— TASK DESCRIPTION —
Collect each line containing "icon".

— SOURCE DATA —
★ ★ ★

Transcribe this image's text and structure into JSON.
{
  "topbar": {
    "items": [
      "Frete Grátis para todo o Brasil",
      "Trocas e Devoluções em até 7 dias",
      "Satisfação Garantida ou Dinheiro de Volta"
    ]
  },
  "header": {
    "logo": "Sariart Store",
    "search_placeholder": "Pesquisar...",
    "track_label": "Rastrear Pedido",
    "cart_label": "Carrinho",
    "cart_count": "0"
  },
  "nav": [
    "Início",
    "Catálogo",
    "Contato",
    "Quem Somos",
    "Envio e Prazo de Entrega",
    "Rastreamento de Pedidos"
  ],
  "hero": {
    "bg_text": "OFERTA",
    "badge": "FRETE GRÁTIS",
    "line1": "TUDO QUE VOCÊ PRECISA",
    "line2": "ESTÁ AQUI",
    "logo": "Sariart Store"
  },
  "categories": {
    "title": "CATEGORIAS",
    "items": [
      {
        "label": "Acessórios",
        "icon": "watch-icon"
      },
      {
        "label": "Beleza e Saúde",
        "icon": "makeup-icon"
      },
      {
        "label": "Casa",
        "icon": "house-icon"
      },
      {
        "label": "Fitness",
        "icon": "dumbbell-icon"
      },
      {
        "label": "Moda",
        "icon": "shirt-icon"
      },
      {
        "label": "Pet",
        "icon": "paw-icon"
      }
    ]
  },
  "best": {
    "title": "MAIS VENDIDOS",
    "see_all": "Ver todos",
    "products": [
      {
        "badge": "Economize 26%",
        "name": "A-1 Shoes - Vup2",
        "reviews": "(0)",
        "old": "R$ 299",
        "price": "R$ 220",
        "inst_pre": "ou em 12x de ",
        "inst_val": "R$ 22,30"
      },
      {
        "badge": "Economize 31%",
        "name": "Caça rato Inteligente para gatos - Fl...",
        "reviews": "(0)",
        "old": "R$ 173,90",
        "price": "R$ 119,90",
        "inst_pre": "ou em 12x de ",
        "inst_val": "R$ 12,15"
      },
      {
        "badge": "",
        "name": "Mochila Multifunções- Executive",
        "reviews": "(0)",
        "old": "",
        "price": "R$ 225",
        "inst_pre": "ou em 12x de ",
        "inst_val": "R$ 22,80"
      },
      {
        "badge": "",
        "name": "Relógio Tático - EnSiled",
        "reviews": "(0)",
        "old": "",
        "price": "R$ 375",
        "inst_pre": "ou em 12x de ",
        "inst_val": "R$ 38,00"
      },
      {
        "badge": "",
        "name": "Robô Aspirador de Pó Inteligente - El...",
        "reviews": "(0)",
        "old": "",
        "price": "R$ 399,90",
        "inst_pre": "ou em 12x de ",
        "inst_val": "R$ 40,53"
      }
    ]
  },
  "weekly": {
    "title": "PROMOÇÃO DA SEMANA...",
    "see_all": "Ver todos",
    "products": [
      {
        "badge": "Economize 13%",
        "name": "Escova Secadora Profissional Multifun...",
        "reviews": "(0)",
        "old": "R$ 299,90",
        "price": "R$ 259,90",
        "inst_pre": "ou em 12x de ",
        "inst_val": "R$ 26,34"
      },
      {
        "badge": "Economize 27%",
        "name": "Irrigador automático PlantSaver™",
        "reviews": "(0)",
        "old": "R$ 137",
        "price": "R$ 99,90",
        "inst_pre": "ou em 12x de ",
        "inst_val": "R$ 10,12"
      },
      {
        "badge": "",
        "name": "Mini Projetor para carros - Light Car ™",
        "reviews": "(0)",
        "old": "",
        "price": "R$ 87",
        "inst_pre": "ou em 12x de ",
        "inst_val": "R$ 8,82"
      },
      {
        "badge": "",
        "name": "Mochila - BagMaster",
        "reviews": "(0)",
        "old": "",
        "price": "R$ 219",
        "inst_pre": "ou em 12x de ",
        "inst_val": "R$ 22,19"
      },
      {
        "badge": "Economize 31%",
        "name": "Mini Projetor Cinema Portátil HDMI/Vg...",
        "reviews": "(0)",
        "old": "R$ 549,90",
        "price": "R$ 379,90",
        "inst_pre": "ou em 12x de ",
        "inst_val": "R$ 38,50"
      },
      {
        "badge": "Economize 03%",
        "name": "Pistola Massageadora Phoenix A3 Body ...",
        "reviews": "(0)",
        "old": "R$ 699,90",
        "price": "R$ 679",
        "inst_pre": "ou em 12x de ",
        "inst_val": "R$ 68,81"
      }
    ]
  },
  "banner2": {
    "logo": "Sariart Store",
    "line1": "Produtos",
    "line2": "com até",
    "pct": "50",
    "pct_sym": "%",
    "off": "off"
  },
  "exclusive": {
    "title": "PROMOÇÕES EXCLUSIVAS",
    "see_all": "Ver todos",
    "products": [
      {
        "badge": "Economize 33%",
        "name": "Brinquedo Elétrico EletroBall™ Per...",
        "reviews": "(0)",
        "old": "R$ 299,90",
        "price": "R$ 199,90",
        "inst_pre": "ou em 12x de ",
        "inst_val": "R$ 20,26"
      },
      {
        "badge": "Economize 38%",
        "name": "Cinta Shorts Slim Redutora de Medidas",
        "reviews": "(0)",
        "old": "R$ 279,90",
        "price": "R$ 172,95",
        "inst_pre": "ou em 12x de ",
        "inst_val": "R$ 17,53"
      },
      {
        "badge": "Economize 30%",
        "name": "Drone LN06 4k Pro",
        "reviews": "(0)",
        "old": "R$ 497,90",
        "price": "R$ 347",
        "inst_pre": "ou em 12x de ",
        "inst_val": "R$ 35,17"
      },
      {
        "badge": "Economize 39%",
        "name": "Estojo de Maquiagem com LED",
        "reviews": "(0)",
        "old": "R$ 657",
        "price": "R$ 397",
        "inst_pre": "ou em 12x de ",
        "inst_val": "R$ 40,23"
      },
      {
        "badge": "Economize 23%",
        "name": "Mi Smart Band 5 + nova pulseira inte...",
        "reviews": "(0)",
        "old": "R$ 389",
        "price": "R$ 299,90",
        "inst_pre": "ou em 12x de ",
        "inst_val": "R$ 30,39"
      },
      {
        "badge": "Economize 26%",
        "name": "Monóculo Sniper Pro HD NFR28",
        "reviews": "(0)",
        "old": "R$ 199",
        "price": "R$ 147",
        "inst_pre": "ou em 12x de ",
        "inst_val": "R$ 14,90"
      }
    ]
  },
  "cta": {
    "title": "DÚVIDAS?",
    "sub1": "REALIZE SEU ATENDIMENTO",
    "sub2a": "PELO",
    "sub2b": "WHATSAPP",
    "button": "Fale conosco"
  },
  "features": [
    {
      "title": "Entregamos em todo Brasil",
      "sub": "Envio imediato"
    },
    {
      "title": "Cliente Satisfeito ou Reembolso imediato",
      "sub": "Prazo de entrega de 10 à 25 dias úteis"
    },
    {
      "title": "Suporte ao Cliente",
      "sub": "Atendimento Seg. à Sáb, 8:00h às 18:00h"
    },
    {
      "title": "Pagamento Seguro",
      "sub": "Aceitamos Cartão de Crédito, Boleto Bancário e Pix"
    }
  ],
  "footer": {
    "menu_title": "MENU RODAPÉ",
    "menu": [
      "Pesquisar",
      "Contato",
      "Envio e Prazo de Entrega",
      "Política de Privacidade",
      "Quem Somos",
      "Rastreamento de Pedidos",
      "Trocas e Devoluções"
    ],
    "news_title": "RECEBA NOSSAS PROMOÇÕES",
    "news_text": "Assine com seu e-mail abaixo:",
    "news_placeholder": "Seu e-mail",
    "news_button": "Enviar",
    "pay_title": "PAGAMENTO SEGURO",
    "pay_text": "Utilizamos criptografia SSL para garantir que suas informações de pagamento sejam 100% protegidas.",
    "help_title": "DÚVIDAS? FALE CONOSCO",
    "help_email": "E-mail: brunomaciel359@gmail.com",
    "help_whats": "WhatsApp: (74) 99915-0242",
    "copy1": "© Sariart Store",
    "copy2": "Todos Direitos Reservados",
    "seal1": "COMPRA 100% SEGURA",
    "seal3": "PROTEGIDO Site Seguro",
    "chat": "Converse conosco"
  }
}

★ ★ ★

— TASK SOLUTION —
        "icon": "watch-icon"
        "icon": "makeup-icon"
        "icon": "house-icon"
        "icon": "dumbbell-icon"
        "icon": "shirt-icon"
        "icon": "paw-icon"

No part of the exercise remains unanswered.